▸ DIRECTIVE: Give the listing again in full, exactly as written.

[Records contained in a dataset]

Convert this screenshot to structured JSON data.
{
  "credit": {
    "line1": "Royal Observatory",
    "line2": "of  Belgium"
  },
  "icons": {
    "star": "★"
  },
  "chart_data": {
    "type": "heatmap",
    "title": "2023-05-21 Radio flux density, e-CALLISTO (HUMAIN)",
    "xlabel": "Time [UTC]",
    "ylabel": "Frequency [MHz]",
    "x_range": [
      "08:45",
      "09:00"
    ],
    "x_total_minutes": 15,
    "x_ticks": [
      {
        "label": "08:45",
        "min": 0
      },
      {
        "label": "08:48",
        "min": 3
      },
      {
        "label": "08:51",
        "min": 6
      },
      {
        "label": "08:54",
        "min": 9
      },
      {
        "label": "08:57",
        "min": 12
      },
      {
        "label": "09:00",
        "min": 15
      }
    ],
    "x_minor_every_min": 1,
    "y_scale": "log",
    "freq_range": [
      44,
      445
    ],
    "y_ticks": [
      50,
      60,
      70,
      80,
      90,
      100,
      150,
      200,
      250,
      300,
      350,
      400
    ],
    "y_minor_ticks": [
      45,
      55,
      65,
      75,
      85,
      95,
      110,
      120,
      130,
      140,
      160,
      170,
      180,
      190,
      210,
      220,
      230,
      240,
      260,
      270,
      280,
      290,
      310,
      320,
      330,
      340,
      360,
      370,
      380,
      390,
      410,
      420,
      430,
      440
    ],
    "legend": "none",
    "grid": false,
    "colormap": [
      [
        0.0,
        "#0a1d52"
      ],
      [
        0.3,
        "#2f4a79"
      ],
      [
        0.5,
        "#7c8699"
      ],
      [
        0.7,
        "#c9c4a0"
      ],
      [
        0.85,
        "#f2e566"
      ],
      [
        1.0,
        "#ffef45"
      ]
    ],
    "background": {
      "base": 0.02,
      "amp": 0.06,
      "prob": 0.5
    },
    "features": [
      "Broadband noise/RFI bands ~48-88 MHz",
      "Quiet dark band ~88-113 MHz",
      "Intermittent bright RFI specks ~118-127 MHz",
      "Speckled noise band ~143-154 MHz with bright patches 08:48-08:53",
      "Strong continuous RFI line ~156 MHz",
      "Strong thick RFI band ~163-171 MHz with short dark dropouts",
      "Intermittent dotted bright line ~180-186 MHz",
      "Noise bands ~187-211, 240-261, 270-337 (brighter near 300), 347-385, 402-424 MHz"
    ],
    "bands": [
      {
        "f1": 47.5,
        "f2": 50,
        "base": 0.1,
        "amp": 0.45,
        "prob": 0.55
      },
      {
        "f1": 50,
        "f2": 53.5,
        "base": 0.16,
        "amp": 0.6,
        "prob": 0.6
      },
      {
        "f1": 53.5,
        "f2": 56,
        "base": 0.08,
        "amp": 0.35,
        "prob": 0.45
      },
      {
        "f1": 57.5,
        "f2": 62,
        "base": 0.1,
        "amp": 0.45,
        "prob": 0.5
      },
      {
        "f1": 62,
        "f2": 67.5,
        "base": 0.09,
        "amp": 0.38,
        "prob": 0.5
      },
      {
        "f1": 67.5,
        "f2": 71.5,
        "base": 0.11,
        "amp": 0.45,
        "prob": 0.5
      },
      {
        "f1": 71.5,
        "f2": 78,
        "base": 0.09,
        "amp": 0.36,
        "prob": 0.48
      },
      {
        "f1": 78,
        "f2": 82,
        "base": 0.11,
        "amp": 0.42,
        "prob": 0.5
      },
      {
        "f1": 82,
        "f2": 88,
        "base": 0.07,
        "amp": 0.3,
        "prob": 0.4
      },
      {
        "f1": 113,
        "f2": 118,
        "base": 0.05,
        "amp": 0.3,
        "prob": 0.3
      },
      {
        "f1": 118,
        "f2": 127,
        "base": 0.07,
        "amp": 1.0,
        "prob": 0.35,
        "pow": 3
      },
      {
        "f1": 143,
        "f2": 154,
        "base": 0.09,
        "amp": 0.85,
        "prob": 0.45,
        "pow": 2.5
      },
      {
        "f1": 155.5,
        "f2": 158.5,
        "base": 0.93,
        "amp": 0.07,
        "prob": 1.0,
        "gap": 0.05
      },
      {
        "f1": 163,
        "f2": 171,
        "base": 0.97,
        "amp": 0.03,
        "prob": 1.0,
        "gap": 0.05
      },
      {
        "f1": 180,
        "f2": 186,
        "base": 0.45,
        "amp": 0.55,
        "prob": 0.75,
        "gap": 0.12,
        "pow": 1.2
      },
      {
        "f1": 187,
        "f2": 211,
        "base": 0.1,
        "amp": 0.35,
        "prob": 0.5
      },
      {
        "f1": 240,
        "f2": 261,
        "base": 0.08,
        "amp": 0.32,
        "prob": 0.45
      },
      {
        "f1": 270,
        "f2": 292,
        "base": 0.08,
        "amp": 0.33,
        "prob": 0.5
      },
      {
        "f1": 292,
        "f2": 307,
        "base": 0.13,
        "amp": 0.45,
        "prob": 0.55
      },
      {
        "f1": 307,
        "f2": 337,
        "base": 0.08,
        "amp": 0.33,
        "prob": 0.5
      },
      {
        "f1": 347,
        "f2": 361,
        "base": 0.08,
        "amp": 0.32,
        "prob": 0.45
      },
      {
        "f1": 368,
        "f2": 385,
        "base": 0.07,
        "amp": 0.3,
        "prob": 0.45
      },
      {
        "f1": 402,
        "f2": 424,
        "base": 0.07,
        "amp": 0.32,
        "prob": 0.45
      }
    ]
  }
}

▸ TASK RESPONSE:
Convert this screenshot to structured JSON data.
{
  "credit": {
    "line1": "Royal Observatory",
    "line2": "of  Belgium"
  },
  "icons": {
    "star": "★"
  },
  "chart_data": {
    "type": "heatmap",
    "title": "2023-05-21 Radio flux density, e-CALLISTO (HUMAIN)",
    "xlabel": "Time [UTC]",
    "ylabel": "Frequency [MHz]",
    "x_range": [
      "08:45",
      "09:00"
    ],
    "x_total_minutes": 15,
    "x_ticks": [
      {
        "label": "08:45",
        "min": 0
      },
      {
        "label": "08:48",
        "min": 3
      },
      {
        "label": "08:51",
        "min": 6
      },
      {
        "label": "08:54",
        "min": 9
      },
      {
        "label": "08:57",
        "min": 12
      },
      {
        "label": "09:00",
        "min": 15
      }
    ],
    "x_minor_every_min": 1,
    "y_scale": "log",
    "freq_range": [
      44,
      445
    ],
    "y_ticks": [
      50,
      60,
      70,
      80,
      90,
      100,
      150,
      200,
      250,
      300,
      350,
      400
    ],
    "y_minor_ticks": [
      45,
      55,
      65,
      75,
      85,
      95,
      110,
      120,
      130,
      140,
      160,
      170,
      180,
      190,
      210,
      220,
      230,
      240,
      260,
      270,
      280,
      290,
      310,
      320,
      330,
      340,
      360,
      370,
      380,
      390,
      410,
      420,
      430,
      440
    ],
    "legend": "none",
    "grid": false,
    "colormap": [
      [
        0.0,
        "#0a1d52"
      ],
      [
        0.3,
        "#2f4a79"
      ],
      [
        0.5,
        "#7c8699"
      ],
      [
        0.7,
        "#c9c4a0"
      ],
      [
        0.85,
        "#f2e566"
      ],
      [
        1.0,
        "#ffef45"
      ]
    ],
    "background": {
      "base": 0.02,
      "amp": 0.06,
      "prob": 0.5
    },
    "features": [
      "Broadband noise/RFI bands ~48-88 MHz",
      "Quiet dark band ~88-113 MHz",
      "Intermittent bright RFI specks ~118-127 MHz",
      "Speckled noise band ~143-154 MHz with bright patches 08:48-08:53",
      "Strong continuous RFI line ~156 MHz",
      "Strong thick RFI band ~163-171 MHz with short dark dropouts",
      "Intermittent dotted bright line ~180-186 MHz",
      "Noise bands ~187-211, 240-261, 270-337 (brighter near 300), 347-385, 402-424 MHz"
    ],
    "bands": [
      {
        "f1": 47.5,
        "f2": 50,
        "base": 0.1,
        "amp": 0.45,
        "prob": 0.55
      },
      {
        "f1": 50,
        "f2": 53.5,
        "base": 0.16,
        "amp": 0.6,
        "prob": 0.6
      },
      {
        "f1": 53.5,
        "f2": 56,
        "base": 0.08,
        "amp": 0.35,
        "prob": 0.45
      },
      {
        "f1": 57.5,
        "f2": 62,
        "base": 0.1,
        "amp": 0.45,
        "prob": 0.5
      },
      {
        "f1": 62,
        "f2": 67.5,
        "base": 0.09,
        "amp": 0.38,
        "prob": 0.5
      },
      {
        "f1": 67.5,
        "f2": 71.5,
        "base": 0.11,
        "amp": 0.45,
        "prob": 0.5
      },
      {
        "f1": 71.5,
        "f2": 78,
        "base": 0.09,
        "amp": 0.36,
        "prob": 0.48
      },
      {
        "f1": 78,
        "f2": 82,
        "base": 0.11,
        "amp": 0.42,
        "prob": 0.5
      },
      {
        "f1": 82,
        "f2": 88,
        "base": 0.07,
        "amp": 0.3,
        "prob": 0.4
      },
      {
        "f1": 113,
        "f2": 118,
        "base": 0.05,
        "amp": 0.3,
        "prob": 0.3
      },
      {
        "f1": 118,
        "f2": 127,
        "base": 0.07,
        "amp": 1.0,
        "prob": 0.35,
        "pow": 3
      },
      {
        "f1": 143,
        "f2": 154,
        "base": 0.09,
        "amp": 0.85,
        "prob": 0.45,
        "pow": 2.5
      },
      {
        "f1": 155.5,
        "f2": 158.5,
        "base": 0.93,
        "amp": 0.07,
        "prob": 1.0,
        "gap": 0.05
      },
      {
        "f1": 163,
        "f2": 171,
        "base": 0.97,
        "amp": 0.03,
        "prob": 1.0,
        "gap": 0.05
      },
      {
        "f1": 180,
        "f2": 186,
        "base": 0.45,
        "amp": 0.55,
        "prob": 0.75,
        "gap": 0.12,
        "pow": 1.2
      },
      {
        "f1": 187,
        "f2": 211,
        "base": 0.1,
        "amp": 0.35,
        "prob": 0.5
      },
      {
        "f1": 240,
        "f2": 261,
        "base": 0.08,
        "amp": 0.32,
        "prob": 0.45
      },
      {
        "f1": 270,
        "f2": 292,
        "base": 0.08,
        "amp": 0.33,
        "prob": 0.5
      },
      {
        "f1": 292,
        "f2": 307,
        "base": 0.13,
        "amp": 0.45,
        "prob": 0.55
      },
      {
        "f1": 307,
        "f2": 337,
        "base": 0.08,
        "amp": 0.33,
        "prob": 0.5
      },
      {
        "f1": 347,
        "f2": 361,
        "base": 0.08,
        "amp": 0.32,
        "prob": 0.45
      },
      {
        "f1": 368,
        "f2": 385,
        "base": 0.07,
        "amp": 0.3,
        "prob": 0.45
      },
      {
        "f1": 402,
        "f2": 424,
        "base": 0.07,
        "amp": 0.32,
        "prob": 0.45
      }
    ]
  }
}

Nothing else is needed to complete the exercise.